-- start of Supplied data --

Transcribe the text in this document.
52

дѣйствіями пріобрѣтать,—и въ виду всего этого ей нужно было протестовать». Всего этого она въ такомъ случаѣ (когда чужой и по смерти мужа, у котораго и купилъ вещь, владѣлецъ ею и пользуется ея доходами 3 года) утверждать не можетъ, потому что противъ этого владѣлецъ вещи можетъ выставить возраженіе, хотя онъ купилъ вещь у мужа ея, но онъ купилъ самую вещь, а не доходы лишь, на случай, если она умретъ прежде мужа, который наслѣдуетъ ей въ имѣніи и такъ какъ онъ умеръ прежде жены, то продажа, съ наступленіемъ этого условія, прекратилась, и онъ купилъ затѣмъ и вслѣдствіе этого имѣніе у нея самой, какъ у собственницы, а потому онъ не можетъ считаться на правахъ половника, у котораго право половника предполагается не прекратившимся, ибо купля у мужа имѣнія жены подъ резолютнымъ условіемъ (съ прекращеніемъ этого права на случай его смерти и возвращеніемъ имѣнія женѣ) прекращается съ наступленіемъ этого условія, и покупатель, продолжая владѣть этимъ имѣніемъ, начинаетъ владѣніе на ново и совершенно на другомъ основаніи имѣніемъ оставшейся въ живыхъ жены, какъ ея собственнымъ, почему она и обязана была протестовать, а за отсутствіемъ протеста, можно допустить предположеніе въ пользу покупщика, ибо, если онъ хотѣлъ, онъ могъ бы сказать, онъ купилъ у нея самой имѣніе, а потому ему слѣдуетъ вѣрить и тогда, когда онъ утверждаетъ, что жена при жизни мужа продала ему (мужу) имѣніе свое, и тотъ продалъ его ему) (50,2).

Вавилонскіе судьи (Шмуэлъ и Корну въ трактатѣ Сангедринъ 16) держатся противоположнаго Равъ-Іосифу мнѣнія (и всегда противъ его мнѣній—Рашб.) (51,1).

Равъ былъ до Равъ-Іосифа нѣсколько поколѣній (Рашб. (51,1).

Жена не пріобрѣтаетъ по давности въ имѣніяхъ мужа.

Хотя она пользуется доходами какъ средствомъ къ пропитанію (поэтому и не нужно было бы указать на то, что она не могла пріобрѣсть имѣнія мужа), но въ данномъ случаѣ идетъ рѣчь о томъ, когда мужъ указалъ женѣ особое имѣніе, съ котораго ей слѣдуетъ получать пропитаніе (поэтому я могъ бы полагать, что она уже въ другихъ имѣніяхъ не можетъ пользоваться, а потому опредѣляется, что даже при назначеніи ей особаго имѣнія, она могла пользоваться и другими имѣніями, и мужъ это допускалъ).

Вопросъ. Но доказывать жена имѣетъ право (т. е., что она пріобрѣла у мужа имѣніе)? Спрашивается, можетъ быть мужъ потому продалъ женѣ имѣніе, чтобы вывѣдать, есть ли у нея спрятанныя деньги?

-- end of Supplied data --

**Written problem**: Write out every entry verbatim.

**Result of this exercise**:
Transcribe the text in this document.
52

дѣйствіями пріобрѣтать,—и въ виду всего этого ей нужно было протестовать». Всего этого она въ такомъ случаѣ (когда чужой и по смерти мужа, у котораго и купилъ вещь, владѣлецъ ею и пользуется ея доходами 3 года) утверждать не можетъ, потому что противъ этого владѣлецъ вещи можетъ выставить возраженіе, хотя онъ купилъ вещь у мужа ея, но онъ купилъ самую вещь, а не доходы лишь, на случай, если она умретъ прежде мужа, который наслѣдуетъ ей въ имѣніи и такъ какъ онъ умеръ прежде жены, то продажа, съ наступленіемъ этого условія, прекратилась, и онъ купилъ затѣмъ и вслѣдствіе этого имѣніе у нея самой, какъ у собственницы, а потому онъ не можетъ считаться на правахъ половника, у котораго право половника предполагается не прекратившимся, ибо купля у мужа имѣнія жены подъ резолютнымъ условіемъ (съ прекращеніемъ этого права на случай его смерти и возвращеніемъ имѣнія женѣ) прекращается съ наступленіемъ этого условія, и покупатель, продолжая владѣть этимъ имѣніемъ, начинаетъ владѣніе на ново и совершенно на другомъ основаніи имѣніемъ оставшейся въ живыхъ жены, какъ ея собственнымъ, почему она и обязана была протестовать, а за отсутствіемъ протеста, можно допустить предположеніе въ пользу покупщика, ибо, если онъ хотѣлъ, онъ могъ бы сказать, онъ купилъ у нея самой имѣніе, а потому ему слѣдуетъ вѣрить и тогда, когда онъ утверждаетъ, что жена при жизни мужа продала ему (мужу) имѣніе свое, и тотъ продалъ его ему) (50,2).

Вавилонскіе судьи (Шмуэлъ и Корну въ трактатѣ Сангедринъ 16) держатся противоположнаго Равъ-Іосифу мнѣнія (и всегда противъ его мнѣній—Рашб.) (51,1).

Равъ былъ до Равъ-Іосифа нѣсколько поколѣній (Рашб. (51,1).

Жена не пріобрѣтаетъ по давности въ имѣніяхъ мужа.

Хотя она пользуется доходами какъ средствомъ къ пропитанію (поэтому и не нужно было бы указать на то, что она не могла пріобрѣсть имѣнія мужа), но въ данномъ случаѣ идетъ рѣчь о томъ, когда мужъ указалъ женѣ особое имѣніе, съ котораго ей слѣдуетъ получать пропитаніе (поэтому я могъ бы полагать, что она уже въ другихъ имѣніяхъ не можетъ пользоваться, а потому опредѣляется, что даже при назначеніи ей особаго имѣнія, она могла пользоваться и другими имѣніями, и мужъ это допускалъ).

Вопросъ. Но доказывать жена имѣетъ право (т. е., что она пріобрѣла у мужа имѣніе)? Спрашивается, можетъ быть мужъ потому продалъ женѣ имѣніе, чтобы вывѣдать, есть ли у нея спрятанныя деньги?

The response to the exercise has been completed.